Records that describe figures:
[BEGIN]
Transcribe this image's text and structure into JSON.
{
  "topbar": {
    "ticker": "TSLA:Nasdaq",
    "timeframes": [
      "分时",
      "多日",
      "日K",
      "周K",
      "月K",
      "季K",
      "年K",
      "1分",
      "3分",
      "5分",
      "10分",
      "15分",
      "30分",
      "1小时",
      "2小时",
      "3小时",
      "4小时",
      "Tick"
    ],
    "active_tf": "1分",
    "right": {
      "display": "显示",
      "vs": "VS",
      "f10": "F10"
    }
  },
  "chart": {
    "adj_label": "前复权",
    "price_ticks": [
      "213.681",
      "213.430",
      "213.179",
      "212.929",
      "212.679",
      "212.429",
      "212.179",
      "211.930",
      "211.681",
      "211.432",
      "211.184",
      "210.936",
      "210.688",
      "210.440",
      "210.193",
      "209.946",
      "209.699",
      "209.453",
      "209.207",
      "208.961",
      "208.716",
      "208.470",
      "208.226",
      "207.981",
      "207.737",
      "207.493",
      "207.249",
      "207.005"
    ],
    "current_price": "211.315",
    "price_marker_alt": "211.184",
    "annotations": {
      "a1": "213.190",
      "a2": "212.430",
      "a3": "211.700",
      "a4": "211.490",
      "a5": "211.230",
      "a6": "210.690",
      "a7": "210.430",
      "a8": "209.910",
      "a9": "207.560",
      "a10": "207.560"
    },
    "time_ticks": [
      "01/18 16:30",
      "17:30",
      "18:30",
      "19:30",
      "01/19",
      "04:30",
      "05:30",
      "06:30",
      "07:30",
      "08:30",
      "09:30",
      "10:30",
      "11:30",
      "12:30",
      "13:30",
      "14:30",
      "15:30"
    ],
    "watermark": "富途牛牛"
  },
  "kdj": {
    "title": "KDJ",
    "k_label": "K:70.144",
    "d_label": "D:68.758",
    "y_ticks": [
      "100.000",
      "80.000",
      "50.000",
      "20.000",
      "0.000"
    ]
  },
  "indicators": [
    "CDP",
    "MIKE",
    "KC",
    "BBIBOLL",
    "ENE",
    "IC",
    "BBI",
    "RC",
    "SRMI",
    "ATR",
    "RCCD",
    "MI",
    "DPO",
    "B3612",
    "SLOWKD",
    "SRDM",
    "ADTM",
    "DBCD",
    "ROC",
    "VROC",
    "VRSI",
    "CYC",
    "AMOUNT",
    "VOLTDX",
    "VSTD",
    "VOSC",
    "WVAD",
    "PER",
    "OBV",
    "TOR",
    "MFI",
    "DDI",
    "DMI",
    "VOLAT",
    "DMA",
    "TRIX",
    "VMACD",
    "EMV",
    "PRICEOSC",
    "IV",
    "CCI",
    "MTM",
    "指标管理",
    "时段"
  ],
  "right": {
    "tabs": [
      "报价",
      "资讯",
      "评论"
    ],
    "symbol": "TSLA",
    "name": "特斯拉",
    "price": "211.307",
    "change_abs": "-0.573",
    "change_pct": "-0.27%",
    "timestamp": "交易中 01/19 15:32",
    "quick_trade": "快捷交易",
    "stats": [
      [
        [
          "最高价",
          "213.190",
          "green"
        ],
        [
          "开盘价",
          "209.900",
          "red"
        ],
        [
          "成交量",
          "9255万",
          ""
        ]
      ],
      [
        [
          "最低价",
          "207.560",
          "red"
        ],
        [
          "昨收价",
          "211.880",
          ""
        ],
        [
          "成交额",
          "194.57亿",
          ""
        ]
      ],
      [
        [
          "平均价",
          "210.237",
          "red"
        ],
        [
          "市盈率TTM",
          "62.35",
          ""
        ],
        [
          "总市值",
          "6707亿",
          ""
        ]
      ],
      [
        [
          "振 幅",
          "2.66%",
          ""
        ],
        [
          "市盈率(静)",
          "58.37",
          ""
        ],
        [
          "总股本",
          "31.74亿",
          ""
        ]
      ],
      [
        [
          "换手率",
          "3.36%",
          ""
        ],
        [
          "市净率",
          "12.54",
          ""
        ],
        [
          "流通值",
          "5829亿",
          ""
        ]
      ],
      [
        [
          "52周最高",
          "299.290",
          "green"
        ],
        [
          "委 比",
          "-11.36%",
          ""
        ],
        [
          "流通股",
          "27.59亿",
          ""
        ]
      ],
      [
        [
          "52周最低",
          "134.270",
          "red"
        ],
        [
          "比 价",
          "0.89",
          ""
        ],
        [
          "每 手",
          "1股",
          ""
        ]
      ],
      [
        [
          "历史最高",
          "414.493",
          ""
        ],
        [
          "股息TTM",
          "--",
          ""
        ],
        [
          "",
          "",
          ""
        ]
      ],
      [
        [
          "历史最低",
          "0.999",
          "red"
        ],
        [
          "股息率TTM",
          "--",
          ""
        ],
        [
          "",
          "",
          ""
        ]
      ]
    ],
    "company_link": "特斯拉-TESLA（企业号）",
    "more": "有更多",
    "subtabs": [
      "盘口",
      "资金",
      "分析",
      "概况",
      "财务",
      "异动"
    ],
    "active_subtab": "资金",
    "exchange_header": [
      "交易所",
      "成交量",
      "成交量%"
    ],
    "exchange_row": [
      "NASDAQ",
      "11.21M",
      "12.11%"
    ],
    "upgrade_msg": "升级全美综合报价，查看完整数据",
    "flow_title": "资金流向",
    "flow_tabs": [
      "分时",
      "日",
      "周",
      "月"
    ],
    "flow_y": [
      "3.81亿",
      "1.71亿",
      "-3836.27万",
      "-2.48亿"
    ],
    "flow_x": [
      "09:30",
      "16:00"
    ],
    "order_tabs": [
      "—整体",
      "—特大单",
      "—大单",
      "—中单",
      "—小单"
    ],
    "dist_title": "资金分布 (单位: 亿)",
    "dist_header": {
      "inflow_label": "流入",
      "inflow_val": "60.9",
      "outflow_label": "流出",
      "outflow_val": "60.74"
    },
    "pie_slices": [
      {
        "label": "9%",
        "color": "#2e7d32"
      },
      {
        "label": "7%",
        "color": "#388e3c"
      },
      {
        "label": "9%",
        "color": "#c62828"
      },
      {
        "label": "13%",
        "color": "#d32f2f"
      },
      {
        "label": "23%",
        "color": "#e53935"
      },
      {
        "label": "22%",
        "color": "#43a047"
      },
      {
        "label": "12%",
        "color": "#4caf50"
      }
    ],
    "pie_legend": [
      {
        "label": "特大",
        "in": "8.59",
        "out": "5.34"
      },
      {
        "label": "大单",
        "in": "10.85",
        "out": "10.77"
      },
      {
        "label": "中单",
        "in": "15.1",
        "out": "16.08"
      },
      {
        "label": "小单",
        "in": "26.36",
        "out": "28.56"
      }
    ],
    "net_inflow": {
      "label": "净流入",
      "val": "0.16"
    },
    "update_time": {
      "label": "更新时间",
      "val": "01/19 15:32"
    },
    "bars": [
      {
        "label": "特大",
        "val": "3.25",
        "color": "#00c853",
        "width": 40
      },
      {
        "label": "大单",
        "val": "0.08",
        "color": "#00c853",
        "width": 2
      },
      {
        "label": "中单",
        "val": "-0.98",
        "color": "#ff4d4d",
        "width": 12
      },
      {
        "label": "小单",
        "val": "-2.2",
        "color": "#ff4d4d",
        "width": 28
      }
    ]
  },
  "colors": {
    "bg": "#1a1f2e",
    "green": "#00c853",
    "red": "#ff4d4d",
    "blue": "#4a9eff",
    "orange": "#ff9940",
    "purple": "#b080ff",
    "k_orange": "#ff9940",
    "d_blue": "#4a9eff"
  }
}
[END]
### [Problem to work on]
Restate every line of the data word for word.

### [Task result]
Transcribe this image's text and structure into JSON.
{
  "topbar": {
    "ticker": "TSLA:Nasdaq",
    "timeframes": [
      "分时",
      "多日",
      "日K",
      "周K",
      "月K",
      "季K",
      "年K",
      "1分",
      "3分",
      "5分",
      "10分",
      "15分",
      "30分",
      "1小时",
      "2小时",
      "3小时",
      "4小时",
      "Tick"
    ],
    "active_tf": "1分",
    "right": {
      "display": "显示",
      "vs": "VS",
      "f10": "F10"
    }
  },
  "chart": {
    "adj_label": "前复权",
    "price_ticks": [
      "213.681",
      "213.430",
      "213.179",
      "212.929",
      "212.679",
      "212.429",
      "212.179",
      "211.930",
      "211.681",
      "211.432",
      "211.184",
      "210.936",
      "210.688",
      "210.440",
      "210.193",
      "209.946",
      "209.699",
      "209.453",
      "209.207",
      "208.961",
      "208.716",
      "208.470",
      "208.226",
      "207.981",
      "207.737",
      "207.493",
      "207.249",
      "207.005"
    ],
    "current_price": "211.315",
    "price_marker_alt": "211.184",
    "annotations": {
      "a1": "213.190",
      "a2": "212.430",
      "a3": "211.700",
      "a4": "211.490",
      "a5": "211.230",
      "a6": "210.690",
      "a7": "210.430",
      "a8": "209.910",
      "a9": "207.560",
      "a10": "207.560"
    },
    "time_ticks": [
      "01/18 16:30",
      "17:30",
      "18:30",
      "19:30",
      "01/19",
      "04:30",
      "05:30",
      "06:30",
      "07:30",
      "08:30",
      "09:30",
      "10:30",
      "11:30",
      "12:30",
      "13:30",
      "14:30",
      "15:30"
    ],
    "watermark": "富途牛牛"
  },
  "kdj": {
    "title": "KDJ",
    "k_label": "K:70.144",
    "d_label": "D:68.758",
    "y_ticks": [
      "100.000",
      "80.000",
      "50.000",
      "20.000",
      "0.000"
    ]
  },
  "indicators": [
    "CDP",
    "MIKE",
    "KC",
    "BBIBOLL",
    "ENE",
    "IC",
    "BBI",
    "RC",
    "SRMI",
    "ATR",
    "RCCD",
    "MI",
    "DPO",
    "B3612",
    "SLOWKD",
    "SRDM",
    "ADTM",
    "DBCD",
    "ROC",
    "VROC",
    "VRSI",
    "CYC",
    "AMOUNT",
    "VOLTDX",
    "VSTD",
    "VOSC",
    "WVAD",
    "PER",
    "OBV",
    "TOR",
    "MFI",
    "DDI",
    "DMI",
    "VOLAT",
    "DMA",
    "TRIX",
    "VMACD",
    "EMV",
    "PRICEOSC",
    "IV",
    "CCI",
    "MTM",
    "指标管理",
    "时段"
  ],
  "right": {
    "tabs": [
      "报价",
      "资讯",
      "评论"
    ],
    "symbol": "TSLA",
    "name": "特斯拉",
    "price": "211.307",
    "change_abs": "-0.573",
    "change_pct": "-0.27%",
    "timestamp": "交易中 01/19 15:32",
    "quick_trade": "快捷交易",
    "stats": [
      [
        [
          "最高价",
          "213.190",
          "green"
        ],
        [
          "开盘价",
          "209.900",
          "red"
        ],
        [
          "成交量",
          "9255万",
          ""
        ]
      ],
      [
        [
          "最低价",
          "207.560",
          "red"
        ],
        [
          "昨收价",
          "211.880",
          ""
        ],
        [
          "成交额",
          "194.57亿",
          ""
        ]
      ],
      [
        [
          "平均价",
          "210.237",
          "red"
        ],
        [
          "市盈率TTM",
          "62.35",
          ""
        ],
        [
          "总市值",
          "6707亿",
          ""
        ]
      ],
      [
        [
          "振 幅",
          "2.66%",
          ""
        ],
        [
          "市盈率(静)",
          "58.37",
          ""
        ],
        [
          "总股本",
          "31.74亿",
          ""
        ]
      ],
      [
        [
          "换手率",
          "3.36%",
          ""
        ],
        [
          "市净率",
          "12.54",
          ""
        ],
        [
          "流通值",
          "5829亿",
          ""
        ]
      ],
      [
        [
          "52周最高",
          "299.290",
          "green"
        ],
        [
          "委 比",
          "-11.36%",
          ""
        ],
        [
          "流通股",
          "27.59亿",
          ""
        ]
      ],
      [
        [
          "52周最低",
          "134.270",
          "red"
        ],
        [
          "比 价",
          "0.89",
          ""
        ],
        [
          "每 手",
          "1股",
          ""
        ]
      ],
      [
        [
          "历史最高",
          "414.493",
          ""
        ],
        [
          "股息TTM",
          "--",
          ""
        ],
        [
          "",
          "",
          ""
        ]
      ],
      [
        [
          "历史最低",
          "0.999",
          "red"
        ],
        [
          "股息率TTM",
          "--",
          ""
        ],
        [
          "",
          "",
          ""
        ]
      ]
    ],
    "company_link": "特斯拉-TESLA（企业号）",
    "more": "有更多",
    "subtabs": [
      "盘口",
      "资金",
      "分析",
      "概况",
      "财务",
      "异动"
    ],
    "active_subtab": "资金",
    "exchange_header": [
      "交易所",
      "成交量",
      "成交量%"
    ],
    "exchange_row": [
      "NASDAQ",
      "11.21M",
      "12.11%"
    ],
    "upgrade_msg": "升级全美综合报价，查看完整数据",
    "flow_title": "资金流向",
    "flow_tabs": [
      "分时",
      "日",
      "周",
      "月"
    ],
    "flow_y": [
      "3.81亿",
      "1.71亿",
      "-3836.27万",
      "-2.48亿"
    ],
    "flow_x": [
      "09:30",
      "16:00"
    ],
    "order_tabs": [
      "—整体",
      "—特大单",
      "—大单",
      "—中单",
      "—小单"
    ],
    "dist_title": "资金分布 (单位: 亿)",
    "dist_header": {
      "inflow_label": "流入",
      "inflow_val": "60.9",
      "outflow_label": "流出",
      "outflow_val": "60.74"
    },
    "pie_slices": [
      {
        "label": "9%",
        "color": "#2e7d32"
      },
      {
        "label": "7%",
        "color": "#388e3c"
      },
      {
        "label": "9%",
        "color": "#c62828"
      },
      {
        "label": "13%",
        "color": "#d32f2f"
      },
      {
        "label": "23%",
        "color": "#e53935"
      },
      {
        "label": "22%",
        "color": "#43a047"
      },
      {
        "label": "12%",
        "color": "#4caf50"
      }
    ],
    "pie_legend": [
      {
        "label": "特大",
        "in": "8.59",
        "out": "5.34"
      },
      {
        "label": "大单",
        "in": "10.85",
        "out": "10.77"
      },
      {
        "label": "中单",
        "in": "15.1",
        "out": "16.08"
      },
      {
        "label": "小单",
        "in": "26.36",
        "out": "28.56"
      }
    ],
    "net_inflow": {
      "label": "净流入",
      "val": "0.16"
    },
    "update_time": {
      "label": "更新时间",
      "val": "01/19 15:32"
    },
    "bars": [
      {
        "label": "特大",
        "val": "3.25",
        "color": "#00c853",
        "width": 40
      },
      {
        "label": "大单",
        "val": "0.08",
        "color": "#00c853",
        "width": 2
      },
      {
        "label": "中单",
        "val": "-0.98",
        "color": "#ff4d4d",
        "width": 12
      },
      {
        "label": "小单",
        "val": "-2.2",
        "color": "#ff4d4d",
        "width": 28
      }
    ]
  },
  "colors": {
    "bg": "#1a1f2e",
    "green": "#00c853",
    "red": "#ff4d4d",
    "blue": "#4a9eff",
    "orange": "#ff9940",
    "purple": "#b080ff",
    "k_orange": "#ff9940",
    "d_blue": "#4a9eff"
  }
}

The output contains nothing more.